### Supplied data

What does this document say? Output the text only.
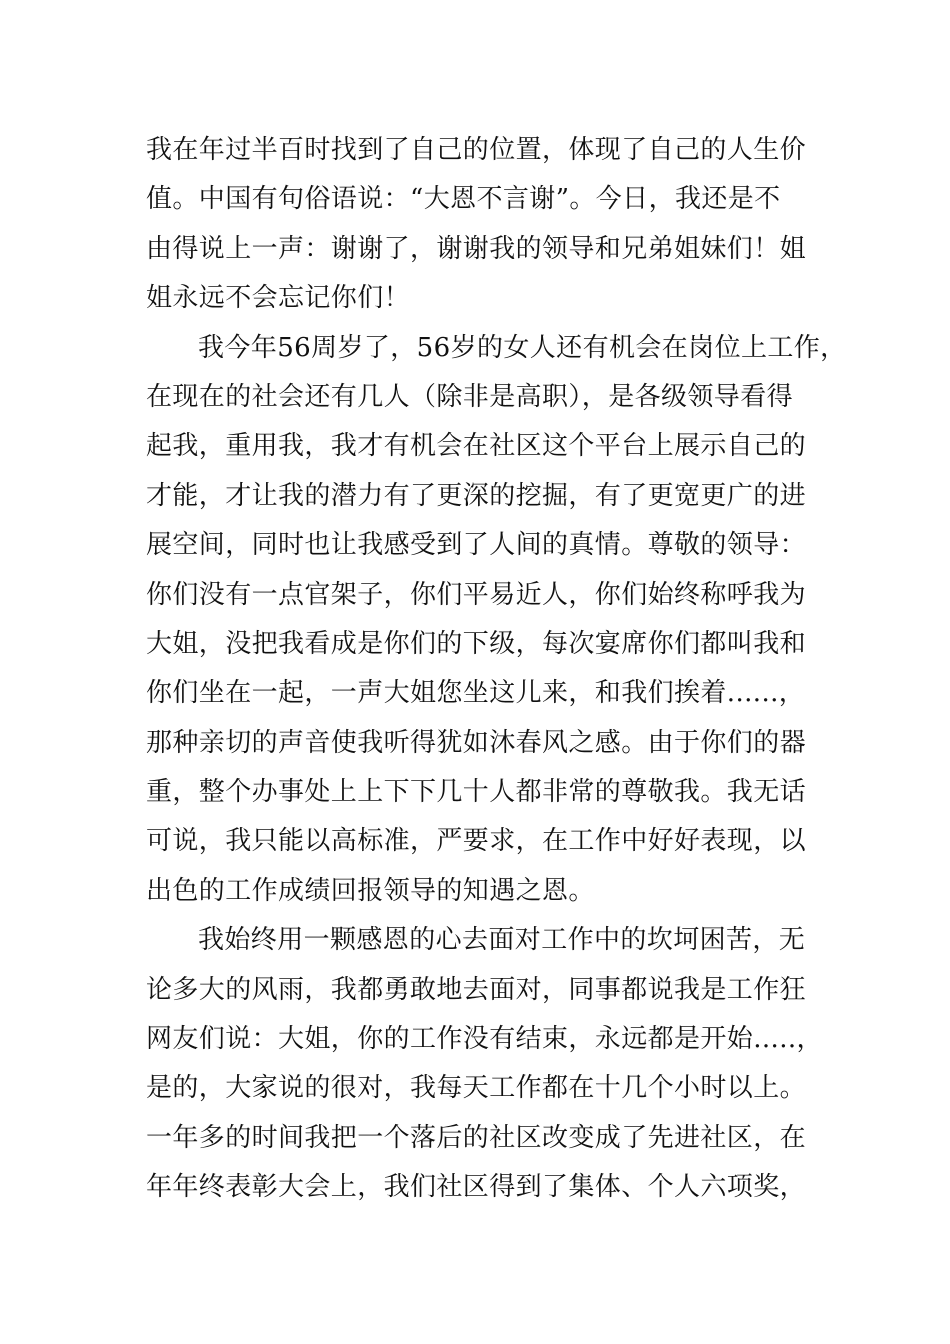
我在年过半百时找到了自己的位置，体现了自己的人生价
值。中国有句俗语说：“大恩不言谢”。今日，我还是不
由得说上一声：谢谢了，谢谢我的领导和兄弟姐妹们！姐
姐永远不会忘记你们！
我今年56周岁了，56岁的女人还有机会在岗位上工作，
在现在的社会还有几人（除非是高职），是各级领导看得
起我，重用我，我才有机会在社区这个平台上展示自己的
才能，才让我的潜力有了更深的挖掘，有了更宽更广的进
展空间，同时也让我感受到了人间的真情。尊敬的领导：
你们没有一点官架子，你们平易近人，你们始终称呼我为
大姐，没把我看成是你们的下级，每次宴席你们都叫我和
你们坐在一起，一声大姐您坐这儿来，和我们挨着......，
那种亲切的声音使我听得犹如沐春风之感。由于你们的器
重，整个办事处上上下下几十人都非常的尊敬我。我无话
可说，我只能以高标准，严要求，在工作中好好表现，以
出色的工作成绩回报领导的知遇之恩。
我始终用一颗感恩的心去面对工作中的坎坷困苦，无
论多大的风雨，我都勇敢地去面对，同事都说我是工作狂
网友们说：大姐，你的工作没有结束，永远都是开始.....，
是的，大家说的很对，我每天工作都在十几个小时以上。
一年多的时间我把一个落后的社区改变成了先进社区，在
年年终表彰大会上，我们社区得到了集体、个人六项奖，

######

Leave out the pictures and output every record above precisely as given.

**Correct response**
What does this document say? Output the text only.
我在年过半百时找到了自己的位置，体现了自己的人生价
值。中国有句俗语说：“大恩不言谢”。今日，我还是不
由得说上一声：谢谢了，谢谢我的领导和兄弟姐妹们！姐
姐永远不会忘记你们！
我今年56周岁了，56岁的女人还有机会在岗位上工作，
在现在的社会还有几人（除非是高职），是各级领导看得
起我，重用我，我才有机会在社区这个平台上展示自己的
才能，才让我的潜力有了更深的挖掘，有了更宽更广的进
展空间，同时也让我感受到了人间的真情。尊敬的领导：
你们没有一点官架子，你们平易近人，你们始终称呼我为
大姐，没把我看成是你们的下级，每次宴席你们都叫我和
你们坐在一起，一声大姐您坐这儿来，和我们挨着......，
那种亲切的声音使我听得犹如沐春风之感。由于你们的器
重，整个办事处上上下下几十人都非常的尊敬我。我无话
可说，我只能以高标准，严要求，在工作中好好表现，以
出色的工作成绩回报领导的知遇之恩。
我始终用一颗感恩的心去面对工作中的坎坷困苦，无
论多大的风雨，我都勇敢地去面对，同事都说我是工作狂
网友们说：大姐，你的工作没有结束，永远都是开始.....，
是的，大家说的很对，我每天工作都在十几个小时以上。
一年多的时间我把一个落后的社区改变成了先进社区，在
年年终表彰大会上，我们社区得到了集体、个人六项奖，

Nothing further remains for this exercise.